* [SET TASK]: Convert each line of the data below into a JSON list of strings, one string per line, leaving out blank lines and any pictures.

* [DATA ENTRIES]:
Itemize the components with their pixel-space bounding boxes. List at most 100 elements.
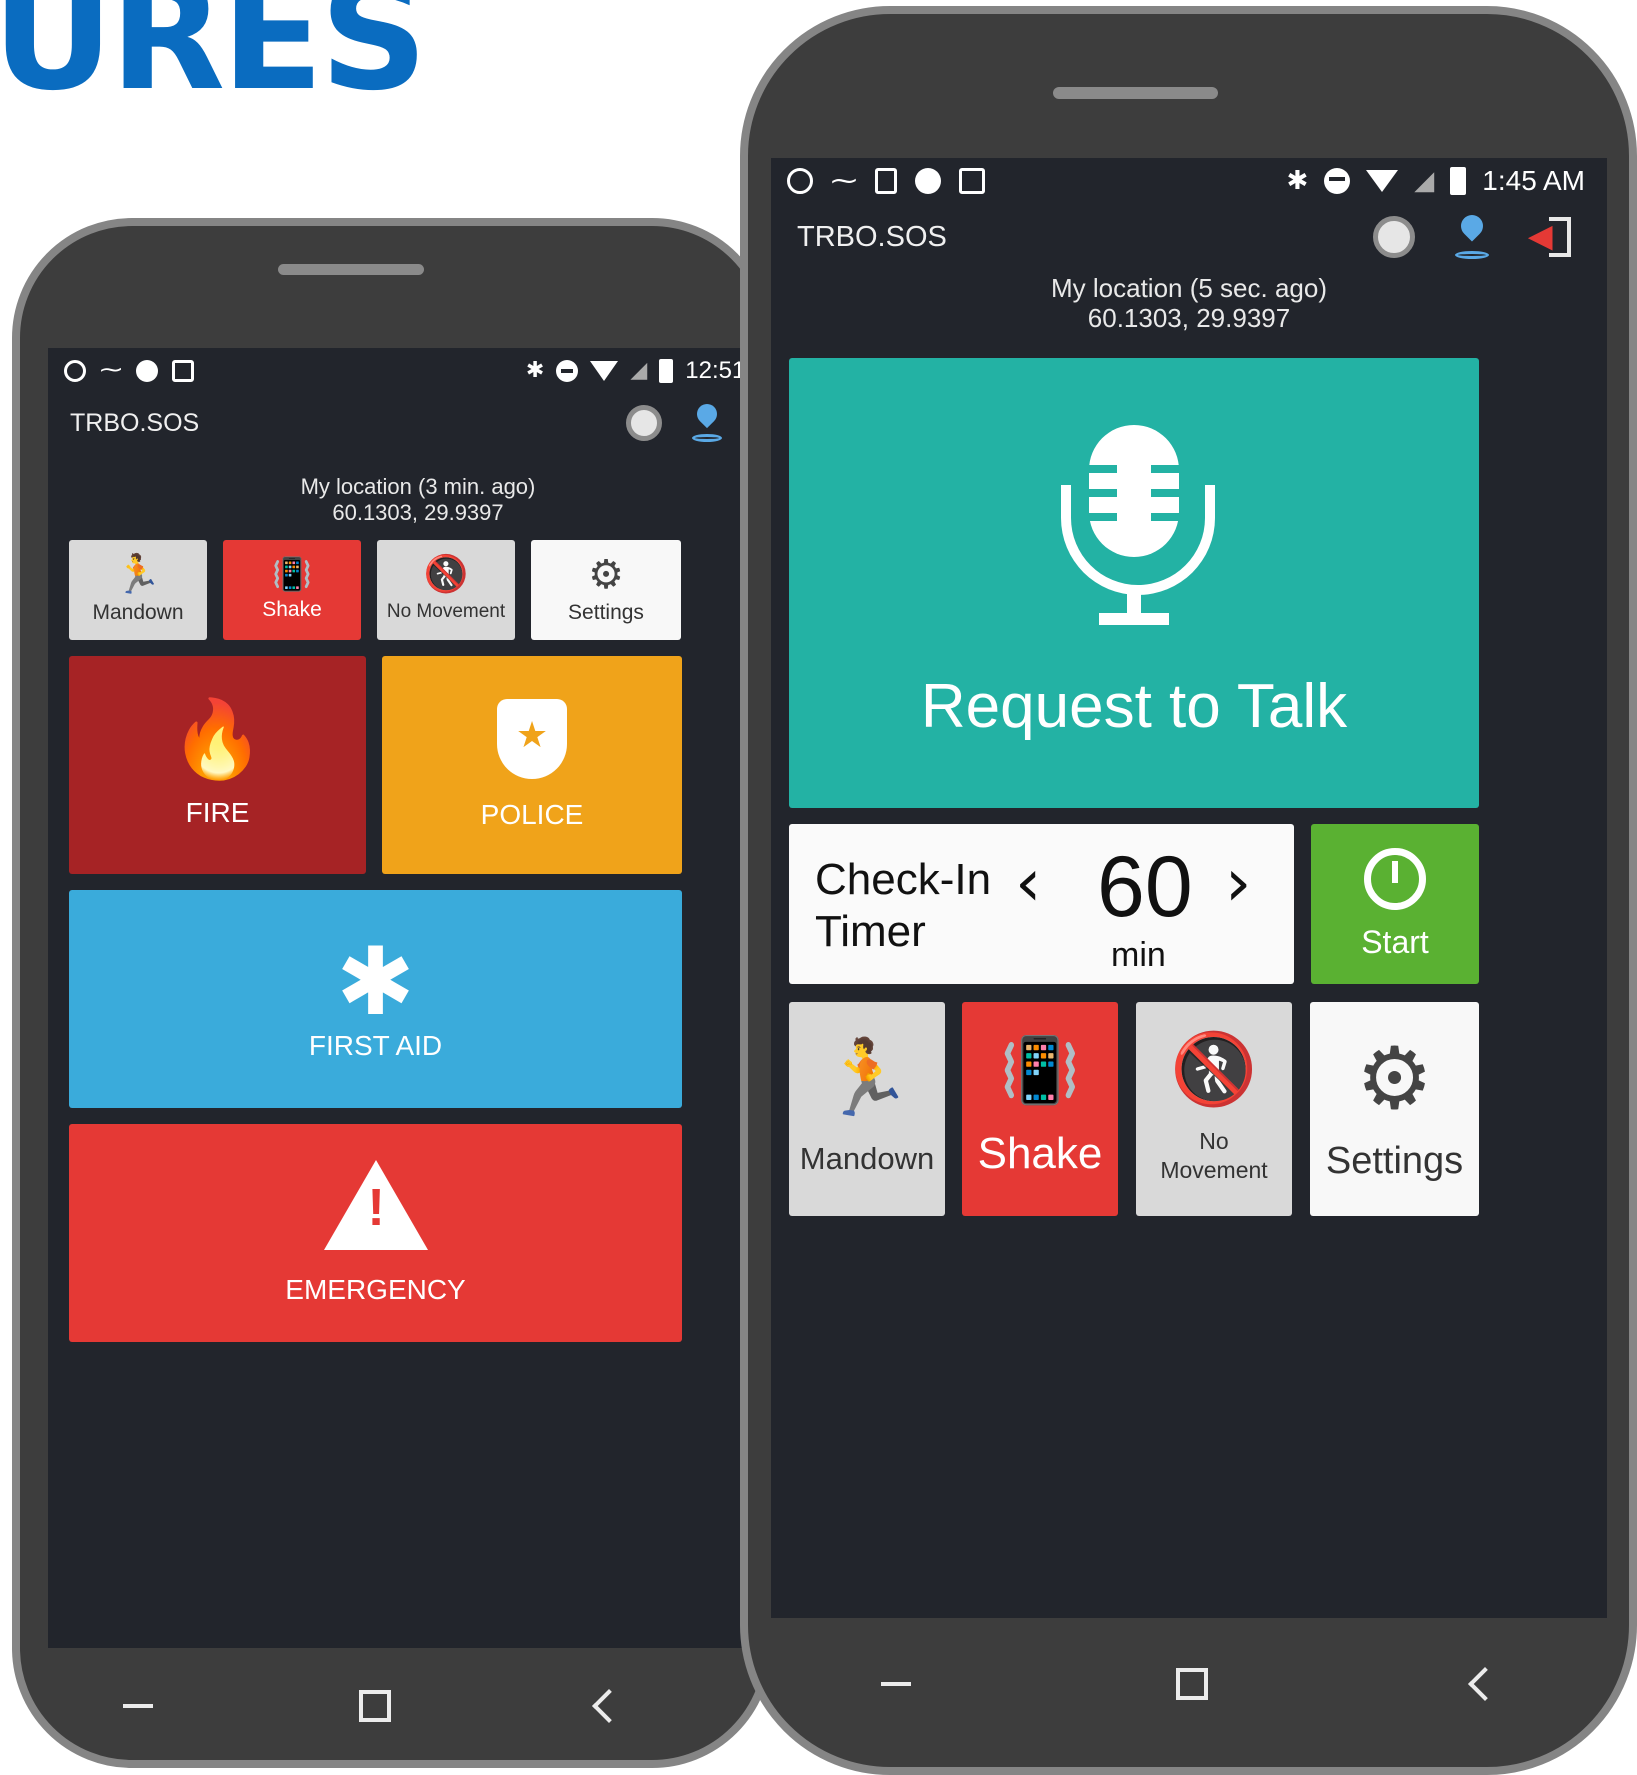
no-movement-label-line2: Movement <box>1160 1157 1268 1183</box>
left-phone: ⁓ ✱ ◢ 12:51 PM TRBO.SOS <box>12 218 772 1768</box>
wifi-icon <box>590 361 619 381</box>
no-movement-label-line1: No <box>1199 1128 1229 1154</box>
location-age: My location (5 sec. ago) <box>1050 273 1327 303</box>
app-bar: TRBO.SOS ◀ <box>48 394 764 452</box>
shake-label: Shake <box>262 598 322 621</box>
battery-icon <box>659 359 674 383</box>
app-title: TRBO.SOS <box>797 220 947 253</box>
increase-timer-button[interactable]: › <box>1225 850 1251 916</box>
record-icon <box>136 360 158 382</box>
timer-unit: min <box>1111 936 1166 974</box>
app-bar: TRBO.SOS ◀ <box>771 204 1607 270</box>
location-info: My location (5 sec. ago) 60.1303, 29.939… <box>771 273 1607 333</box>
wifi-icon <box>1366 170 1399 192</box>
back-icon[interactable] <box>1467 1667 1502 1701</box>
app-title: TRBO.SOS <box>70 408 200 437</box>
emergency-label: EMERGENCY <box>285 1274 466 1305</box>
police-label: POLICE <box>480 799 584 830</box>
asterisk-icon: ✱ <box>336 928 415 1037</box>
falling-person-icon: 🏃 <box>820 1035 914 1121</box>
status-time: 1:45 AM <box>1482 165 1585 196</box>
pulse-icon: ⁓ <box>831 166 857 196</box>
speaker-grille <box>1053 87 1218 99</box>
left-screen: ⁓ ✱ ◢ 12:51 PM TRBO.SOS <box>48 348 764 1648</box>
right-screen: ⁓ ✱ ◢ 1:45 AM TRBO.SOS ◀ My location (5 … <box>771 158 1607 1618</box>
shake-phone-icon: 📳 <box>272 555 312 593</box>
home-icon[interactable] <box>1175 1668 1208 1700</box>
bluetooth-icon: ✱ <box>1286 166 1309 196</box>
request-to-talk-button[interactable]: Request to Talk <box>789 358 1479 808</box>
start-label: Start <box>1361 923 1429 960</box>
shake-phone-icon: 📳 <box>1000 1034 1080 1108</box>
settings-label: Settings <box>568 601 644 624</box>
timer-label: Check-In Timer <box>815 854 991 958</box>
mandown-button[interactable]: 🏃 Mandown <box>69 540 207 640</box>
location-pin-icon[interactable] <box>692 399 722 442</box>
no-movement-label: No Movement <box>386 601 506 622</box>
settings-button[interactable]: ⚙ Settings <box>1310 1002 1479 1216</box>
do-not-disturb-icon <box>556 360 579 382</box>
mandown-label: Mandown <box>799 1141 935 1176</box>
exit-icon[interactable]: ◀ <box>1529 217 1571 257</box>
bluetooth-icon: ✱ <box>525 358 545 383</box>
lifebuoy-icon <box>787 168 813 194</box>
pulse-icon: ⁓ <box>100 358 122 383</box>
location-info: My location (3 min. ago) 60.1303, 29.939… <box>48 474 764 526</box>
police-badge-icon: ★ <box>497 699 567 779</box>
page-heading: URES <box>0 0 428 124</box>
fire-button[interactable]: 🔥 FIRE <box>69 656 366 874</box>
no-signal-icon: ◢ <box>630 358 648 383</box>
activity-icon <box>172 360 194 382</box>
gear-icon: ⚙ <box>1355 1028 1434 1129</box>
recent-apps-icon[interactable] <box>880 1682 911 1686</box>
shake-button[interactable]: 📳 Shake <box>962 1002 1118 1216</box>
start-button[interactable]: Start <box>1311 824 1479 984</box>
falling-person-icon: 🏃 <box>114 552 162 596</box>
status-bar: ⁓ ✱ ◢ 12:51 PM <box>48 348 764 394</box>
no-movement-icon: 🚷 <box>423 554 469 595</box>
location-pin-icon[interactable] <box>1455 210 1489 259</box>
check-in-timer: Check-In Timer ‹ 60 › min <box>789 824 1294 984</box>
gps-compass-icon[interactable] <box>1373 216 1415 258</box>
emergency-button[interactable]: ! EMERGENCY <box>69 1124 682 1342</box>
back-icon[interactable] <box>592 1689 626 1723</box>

* [TASK OUTPUT]:
[
  "Itemize the components with their pixel-space bounding boxes. List at most 100 elements.",
  "no-movement-label-line2: Movement <box>1160 1157 1268 1183</box>",
  "left-phone: ⁓ ✱ ◢ 12:51 PM TRBO.SOS <box>12 218 772 1768</box>",
  "wifi-icon <box>590 361 619 381</box>",
  "no-movement-label-line1: No <box>1199 1128 1229 1154</box>",
  "location-age: My location (5 sec. ago) <box>1050 273 1327 303</box>",
  "app-bar: TRBO.SOS ◀ <box>48 394 764 452</box>",
  "shake-label: Shake <box>262 598 322 621</box>",
  "battery-icon <box>659 359 674 383</box>",
  "app-title: TRBO.SOS <box>797 220 947 253</box>",
  "increase-timer-button[interactable]: › <box>1225 850 1251 916</box>",
  "record-icon <box>136 360 158 382</box>",
  "timer-unit: min <box>1111 936 1166 974</box>",
  "app-bar: TRBO.SOS ◀ <box>771 204 1607 270</box>",
  "location-info: My location (5 sec. ago) 60.1303, 29.939… <box>771 273 1607 333</box>",
  "wifi-icon <box>1366 170 1399 192</box>",
  "back-icon[interactable] <box>1467 1667 1502 1701</box>",
  "app-title: TRBO.SOS <box>70 408 200 437</box>",
  "emergency-label: EMERGENCY <box>285 1274 466 1305</box>",
  "police-label: POLICE <box>480 799 584 830</box>",
  "asterisk-icon: ✱ <box>336 928 415 1037</box>",
  "falling-person-icon: 🏃 <box>820 1035 914 1121</box>",
  "status-time: 1:45 AM <box>1482 165 1585 196</box>",
  "pulse-icon: ⁓ <box>831 166 857 196</box>",
  "speaker-grille <box>1053 87 1218 99</box>",
  "left-screen: ⁓ ✱ ◢ 12:51 PM TRBO.SOS <box>48 348 764 1648</box>",
  "right-screen: ⁓ ✱ ◢ 1:45 AM TRBO.SOS ◀ My location (5 … <box>771 158 1607 1618</box>",
  "shake-phone-icon: 📳 <box>272 555 312 593</box>",
  "home-icon[interactable] <box>1175 1668 1208 1700</box>",
  "bluetooth-icon: ✱ <box>1286 166 1309 196</box>",
  "request-to-talk-button[interactable]: Request to Talk <box>789 358 1479 808</box>",
  "start-label: Start <box>1361 923 1429 960</box>",
  "shake-phone-icon: 📳 <box>1000 1034 1080 1108</box>",
  "settings-label: Settings <box>568 601 644 624</box>",
  "timer-label: Check-In Timer <box>815 854 991 958</box>",
  "mandown-button[interactable]: 🏃 Mandown <box>69 540 207 640</box>",
  "location-pin-icon[interactable] <box>692 399 722 442</box>",
  "no-movement-label: No Movement <box>386 601 506 622</box>",
  "settings-button[interactable]: ⚙ Settings <box>1310 1002 1479 1216</box>",
  "do-not-disturb-icon <box>556 360 579 382</box>",
  "mandown-label: Mandown <box>799 1141 935 1176</box>",
  "exit-icon[interactable]: ◀ <box>1529 217 1571 257</box>",
  "bluetooth-icon: ✱ <box>525 358 545 383</box>",
  "lifebuoy-icon <box>787 168 813 194</box>",
  "pulse-icon: ⁓ <box>100 358 122 383</box>",
  "location-info: My location (3 min. ago) 60.1303, 29.939… <box>48 474 764 526</box>",
  "police-badge-icon: ★ <box>497 699 567 779</box>",
  "page-heading: URES <box>0 0 428 124</box>",
  "fire-button[interactable]: 🔥 FIRE <box>69 656 366 874</box>",
  "no-signal-icon: ◢ <box>630 358 648 383</box>",
  "activity-icon <box>172 360 194 382</box>",
  "gear-icon: ⚙ <box>1355 1028 1434 1129</box>",
  "recent-apps-icon[interactable] <box>880 1682 911 1686</box>",
  "shake-button[interactable]: 📳 Shake <box>962 1002 1118 1216</box>",
  "start-button[interactable]: Start <box>1311 824 1479 984</box>",
  "falling-person-icon: 🏃 <box>114 552 162 596</box>",
  "status-bar: ⁓ ✱ ◢ 12:51 PM <box>48 348 764 394</box>",
  "no-movement-icon: 🚷 <box>423 554 469 595</box>",
  "location-pin-icon[interactable] <box>1455 210 1489 259</box>",
  "check-in-timer: Check-In Timer ‹ 60 › min <box>789 824 1294 984</box>",
  "gps-compass-icon[interactable] <box>1373 216 1415 258</box>",
  "emergency-button[interactable]: ! EMERGENCY <box>69 1124 682 1342</box>",
  "back-icon[interactable] <box>592 1689 626 1723</box>"
]